## What you should do
Every record below should be printed exactly as it appears.

--- Begin Extracted data ---

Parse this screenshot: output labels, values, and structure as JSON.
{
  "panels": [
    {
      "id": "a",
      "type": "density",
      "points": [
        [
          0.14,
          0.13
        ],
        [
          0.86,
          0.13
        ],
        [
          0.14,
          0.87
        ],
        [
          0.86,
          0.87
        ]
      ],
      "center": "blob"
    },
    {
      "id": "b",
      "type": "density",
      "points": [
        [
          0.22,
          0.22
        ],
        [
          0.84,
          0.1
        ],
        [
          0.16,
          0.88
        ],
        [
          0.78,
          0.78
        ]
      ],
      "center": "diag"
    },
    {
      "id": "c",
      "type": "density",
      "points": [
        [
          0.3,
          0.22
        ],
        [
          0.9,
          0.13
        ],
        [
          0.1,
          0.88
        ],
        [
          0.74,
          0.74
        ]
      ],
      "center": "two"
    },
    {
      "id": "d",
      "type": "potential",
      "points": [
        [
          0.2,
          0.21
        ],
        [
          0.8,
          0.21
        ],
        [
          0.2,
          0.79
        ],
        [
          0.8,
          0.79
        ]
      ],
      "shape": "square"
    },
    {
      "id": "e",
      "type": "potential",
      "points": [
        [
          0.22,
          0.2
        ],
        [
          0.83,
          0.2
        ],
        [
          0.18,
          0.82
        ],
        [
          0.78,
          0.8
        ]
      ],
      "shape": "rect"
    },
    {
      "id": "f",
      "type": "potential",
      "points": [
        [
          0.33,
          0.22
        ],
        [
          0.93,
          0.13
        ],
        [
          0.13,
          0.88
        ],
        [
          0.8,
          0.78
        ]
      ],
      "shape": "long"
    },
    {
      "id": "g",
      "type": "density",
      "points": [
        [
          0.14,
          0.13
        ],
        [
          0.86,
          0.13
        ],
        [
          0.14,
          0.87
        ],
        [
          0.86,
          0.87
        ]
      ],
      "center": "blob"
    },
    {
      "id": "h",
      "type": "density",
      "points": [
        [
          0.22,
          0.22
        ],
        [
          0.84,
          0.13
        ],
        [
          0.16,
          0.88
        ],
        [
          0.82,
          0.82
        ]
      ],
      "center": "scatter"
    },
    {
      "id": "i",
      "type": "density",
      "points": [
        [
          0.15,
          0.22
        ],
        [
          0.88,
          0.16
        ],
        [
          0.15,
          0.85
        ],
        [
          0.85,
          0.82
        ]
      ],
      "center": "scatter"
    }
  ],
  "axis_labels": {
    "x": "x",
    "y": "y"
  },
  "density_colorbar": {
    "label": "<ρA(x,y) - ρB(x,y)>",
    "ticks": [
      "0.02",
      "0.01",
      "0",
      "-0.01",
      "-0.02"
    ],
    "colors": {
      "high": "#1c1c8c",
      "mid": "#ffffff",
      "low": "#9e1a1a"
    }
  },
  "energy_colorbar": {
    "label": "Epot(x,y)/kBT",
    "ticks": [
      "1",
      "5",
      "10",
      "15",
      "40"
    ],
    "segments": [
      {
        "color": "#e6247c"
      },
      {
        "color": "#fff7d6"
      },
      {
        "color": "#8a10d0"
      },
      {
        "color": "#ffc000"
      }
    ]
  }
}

--- End Extracted data ---

## Task output
Parse this screenshot: output labels, values, and structure as JSON.
{
  "panels": [
    {
      "id": "a",
      "type": "density",
      "points": [
        [
          0.14,
          0.13
        ],
        [
          0.86,
          0.13
        ],
        [
          0.14,
          0.87
        ],
        [
          0.86,
          0.87
        ]
      ],
      "center": "blob"
    },
    {
      "id": "b",
      "type": "density",
      "points": [
        [
          0.22,
          0.22
        ],
        [
          0.84,
          0.1
        ],
        [
          0.16,
          0.88
        ],
        [
          0.78,
          0.78
        ]
      ],
      "center": "diag"
    },
    {
      "id": "c",
      "type": "density",
      "points": [
        [
          0.3,
          0.22
        ],
        [
          0.9,
          0.13
        ],
        [
          0.1,
          0.88
        ],
        [
          0.74,
          0.74
        ]
      ],
      "center": "two"
    },
    {
      "id": "d",
      "type": "potential",
      "points": [
        [
          0.2,
          0.21
        ],
        [
          0.8,
          0.21
        ],
        [
          0.2,
          0.79
        ],
        [
          0.8,
          0.79
        ]
      ],
      "shape": "square"
    },
    {
      "id": "e",
      "type": "potential",
      "points": [
        [
          0.22,
          0.2
        ],
        [
          0.83,
          0.2
        ],
        [
          0.18,
          0.82
        ],
        [
          0.78,
          0.8
        ]
      ],
      "shape": "rect"
    },
    {
      "id": "f",
      "type": "potential",
      "points": [
        [
          0.33,
          0.22
        ],
        [
          0.93,
          0.13
        ],
        [
          0.13,
          0.88
        ],
        [
          0.8,
          0.78
        ]
      ],
      "shape": "long"
    },
    {
      "id": "g",
      "type": "density",
      "points": [
        [
          0.14,
          0.13
        ],
        [
          0.86,
          0.13
        ],
        [
          0.14,
          0.87
        ],
        [
          0.86,
          0.87
        ]
      ],
      "center": "blob"
    },
    {
      "id": "h",
      "type": "density",
      "points": [
        [
          0.22,
          0.22
        ],
        [
          0.84,
          0.13
        ],
        [
          0.16,
          0.88
        ],
        [
          0.82,
          0.82
        ]
      ],
      "center": "scatter"
    },
    {
      "id": "i",
      "type": "density",
      "points": [
        [
          0.15,
          0.22
        ],
        [
          0.88,
          0.16
        ],
        [
          0.15,
          0.85
        ],
        [
          0.85,
          0.82
        ]
      ],
      "center": "scatter"
    }
  ],
  "axis_labels": {
    "x": "x",
    "y": "y"
  },
  "density_colorbar": {
    "label": "<ρA(x,y) - ρB(x,y)>",
    "ticks": [
      "0.02",
      "0.01",
      "0",
      "-0.01",
      "-0.02"
    ],
    "colors": {
      "high": "#1c1c8c",
      "mid": "#ffffff",
      "low": "#9e1a1a"
    }
  },
  "energy_colorbar": {
    "label": "Epot(x,y)/kBT",
    "ticks": [
      "1",
      "5",
      "10",
      "15",
      "40"
    ],
    "segments": [
      {
        "color": "#e6247c"
      },
      {
        "color": "#fff7d6"
      },
      {
        "color": "#8a10d0"
      },
      {
        "color": "#ffc000"
      }
    ]
  }
}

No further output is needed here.